> TASK DESCRIPTION: Pick every line with "coal" from the material below.

> INPUT DATA:
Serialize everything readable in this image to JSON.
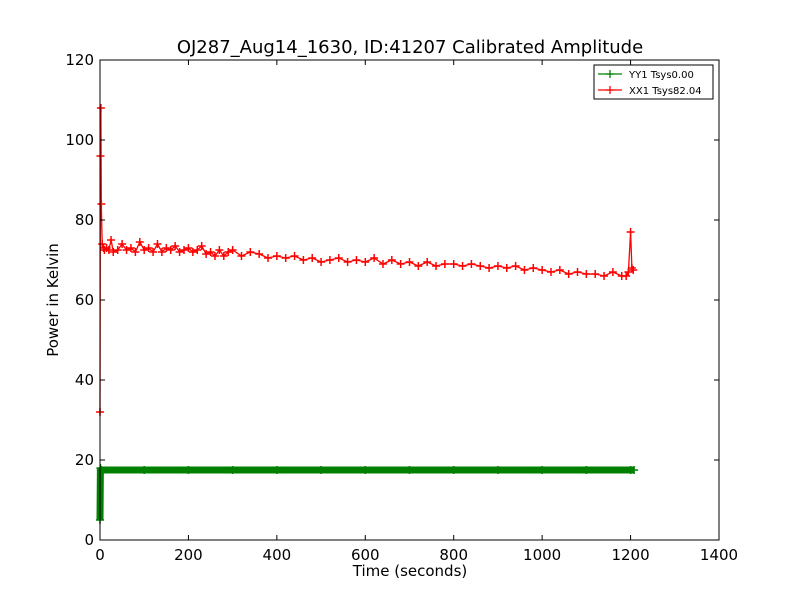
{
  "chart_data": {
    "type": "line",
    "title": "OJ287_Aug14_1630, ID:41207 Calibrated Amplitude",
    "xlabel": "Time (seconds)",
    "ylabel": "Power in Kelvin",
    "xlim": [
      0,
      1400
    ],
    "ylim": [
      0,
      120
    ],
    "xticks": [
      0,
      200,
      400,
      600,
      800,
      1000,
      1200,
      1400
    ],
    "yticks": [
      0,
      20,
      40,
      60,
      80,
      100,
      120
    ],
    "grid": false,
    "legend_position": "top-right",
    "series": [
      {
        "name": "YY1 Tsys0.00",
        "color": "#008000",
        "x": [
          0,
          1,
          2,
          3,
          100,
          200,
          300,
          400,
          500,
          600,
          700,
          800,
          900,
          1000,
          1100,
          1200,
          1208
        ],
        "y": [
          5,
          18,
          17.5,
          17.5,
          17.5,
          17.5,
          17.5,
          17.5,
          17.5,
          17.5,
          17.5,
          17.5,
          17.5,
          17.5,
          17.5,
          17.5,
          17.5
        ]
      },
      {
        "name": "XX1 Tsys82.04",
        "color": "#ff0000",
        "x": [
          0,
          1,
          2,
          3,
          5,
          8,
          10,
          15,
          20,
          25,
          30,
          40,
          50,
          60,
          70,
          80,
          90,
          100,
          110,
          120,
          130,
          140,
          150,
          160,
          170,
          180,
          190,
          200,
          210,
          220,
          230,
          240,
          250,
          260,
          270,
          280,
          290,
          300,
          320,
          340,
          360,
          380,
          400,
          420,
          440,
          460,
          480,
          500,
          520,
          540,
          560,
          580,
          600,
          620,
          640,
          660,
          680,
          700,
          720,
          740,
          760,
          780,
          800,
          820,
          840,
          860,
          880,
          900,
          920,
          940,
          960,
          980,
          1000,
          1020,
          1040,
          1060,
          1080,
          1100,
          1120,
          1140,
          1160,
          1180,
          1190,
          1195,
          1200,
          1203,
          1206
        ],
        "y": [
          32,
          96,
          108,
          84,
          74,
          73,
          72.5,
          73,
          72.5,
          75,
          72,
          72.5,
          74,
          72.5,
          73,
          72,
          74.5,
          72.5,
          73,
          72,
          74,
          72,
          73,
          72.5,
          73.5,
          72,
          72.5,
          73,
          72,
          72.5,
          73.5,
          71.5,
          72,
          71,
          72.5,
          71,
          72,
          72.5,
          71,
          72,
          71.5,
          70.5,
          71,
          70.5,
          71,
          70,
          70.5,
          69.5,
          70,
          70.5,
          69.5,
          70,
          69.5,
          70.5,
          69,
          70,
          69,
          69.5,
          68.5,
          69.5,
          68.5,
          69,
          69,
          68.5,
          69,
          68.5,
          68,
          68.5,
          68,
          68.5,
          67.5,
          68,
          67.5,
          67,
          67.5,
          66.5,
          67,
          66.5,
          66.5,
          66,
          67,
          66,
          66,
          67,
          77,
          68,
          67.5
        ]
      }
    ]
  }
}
...
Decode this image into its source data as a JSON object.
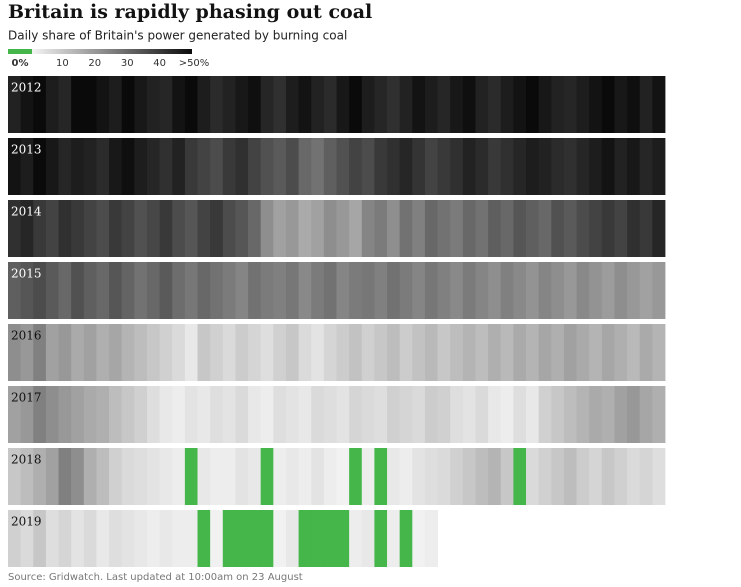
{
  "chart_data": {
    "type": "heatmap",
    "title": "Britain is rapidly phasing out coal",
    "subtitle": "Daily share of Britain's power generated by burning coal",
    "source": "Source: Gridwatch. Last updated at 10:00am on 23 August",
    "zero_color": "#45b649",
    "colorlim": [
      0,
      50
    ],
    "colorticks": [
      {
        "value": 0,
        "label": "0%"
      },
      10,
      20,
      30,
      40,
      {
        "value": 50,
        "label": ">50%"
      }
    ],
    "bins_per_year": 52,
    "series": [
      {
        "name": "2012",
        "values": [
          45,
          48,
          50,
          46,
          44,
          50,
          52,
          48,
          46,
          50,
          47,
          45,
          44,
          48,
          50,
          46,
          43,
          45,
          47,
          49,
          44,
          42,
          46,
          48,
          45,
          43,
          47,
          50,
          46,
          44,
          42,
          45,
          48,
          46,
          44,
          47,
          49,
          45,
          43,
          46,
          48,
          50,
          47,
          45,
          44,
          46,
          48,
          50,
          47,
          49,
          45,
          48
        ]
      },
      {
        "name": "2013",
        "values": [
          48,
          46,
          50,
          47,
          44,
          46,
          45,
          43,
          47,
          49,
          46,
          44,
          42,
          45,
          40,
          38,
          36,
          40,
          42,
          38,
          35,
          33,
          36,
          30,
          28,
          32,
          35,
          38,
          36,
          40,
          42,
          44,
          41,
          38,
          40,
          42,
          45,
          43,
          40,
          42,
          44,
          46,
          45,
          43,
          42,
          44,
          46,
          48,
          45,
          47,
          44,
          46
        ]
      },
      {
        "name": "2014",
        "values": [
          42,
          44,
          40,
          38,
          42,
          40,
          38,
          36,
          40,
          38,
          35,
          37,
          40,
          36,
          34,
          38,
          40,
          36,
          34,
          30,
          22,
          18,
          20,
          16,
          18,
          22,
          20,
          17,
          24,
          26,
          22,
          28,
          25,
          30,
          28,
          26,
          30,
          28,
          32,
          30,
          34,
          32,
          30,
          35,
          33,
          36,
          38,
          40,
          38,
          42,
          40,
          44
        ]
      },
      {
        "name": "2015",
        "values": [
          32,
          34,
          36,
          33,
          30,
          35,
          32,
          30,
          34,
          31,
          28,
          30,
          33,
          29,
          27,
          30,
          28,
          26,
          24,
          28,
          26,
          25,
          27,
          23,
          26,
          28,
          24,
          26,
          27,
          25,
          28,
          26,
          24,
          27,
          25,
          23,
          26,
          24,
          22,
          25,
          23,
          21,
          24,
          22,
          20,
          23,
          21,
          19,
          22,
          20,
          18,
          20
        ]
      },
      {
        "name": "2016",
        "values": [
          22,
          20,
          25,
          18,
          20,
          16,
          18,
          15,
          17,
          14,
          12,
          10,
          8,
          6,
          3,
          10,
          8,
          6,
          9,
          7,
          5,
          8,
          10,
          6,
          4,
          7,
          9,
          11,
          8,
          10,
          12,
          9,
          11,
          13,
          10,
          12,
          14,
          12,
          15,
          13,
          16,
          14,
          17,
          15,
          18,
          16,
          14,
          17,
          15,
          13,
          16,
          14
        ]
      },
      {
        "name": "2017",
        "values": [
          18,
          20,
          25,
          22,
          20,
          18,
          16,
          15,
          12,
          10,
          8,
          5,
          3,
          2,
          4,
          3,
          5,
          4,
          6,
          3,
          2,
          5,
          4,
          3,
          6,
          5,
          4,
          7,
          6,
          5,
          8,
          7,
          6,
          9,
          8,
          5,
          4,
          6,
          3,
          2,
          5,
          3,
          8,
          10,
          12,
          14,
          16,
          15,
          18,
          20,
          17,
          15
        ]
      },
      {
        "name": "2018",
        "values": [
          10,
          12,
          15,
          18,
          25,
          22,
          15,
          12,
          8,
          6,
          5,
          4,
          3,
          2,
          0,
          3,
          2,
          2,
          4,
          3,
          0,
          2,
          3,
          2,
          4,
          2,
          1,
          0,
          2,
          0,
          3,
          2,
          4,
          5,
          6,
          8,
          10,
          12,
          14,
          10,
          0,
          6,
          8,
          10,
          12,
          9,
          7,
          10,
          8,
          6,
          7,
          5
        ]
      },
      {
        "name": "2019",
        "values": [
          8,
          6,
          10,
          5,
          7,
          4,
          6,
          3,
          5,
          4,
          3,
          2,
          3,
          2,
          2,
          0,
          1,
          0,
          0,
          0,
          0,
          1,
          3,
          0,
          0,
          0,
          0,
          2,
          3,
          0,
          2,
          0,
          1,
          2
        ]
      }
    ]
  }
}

> RESPONSE TO THIS TASK:
    "title": "Britain is rapidly phasing out coal",
    "subtitle": "Daily share of Britain's power generated by burning coal",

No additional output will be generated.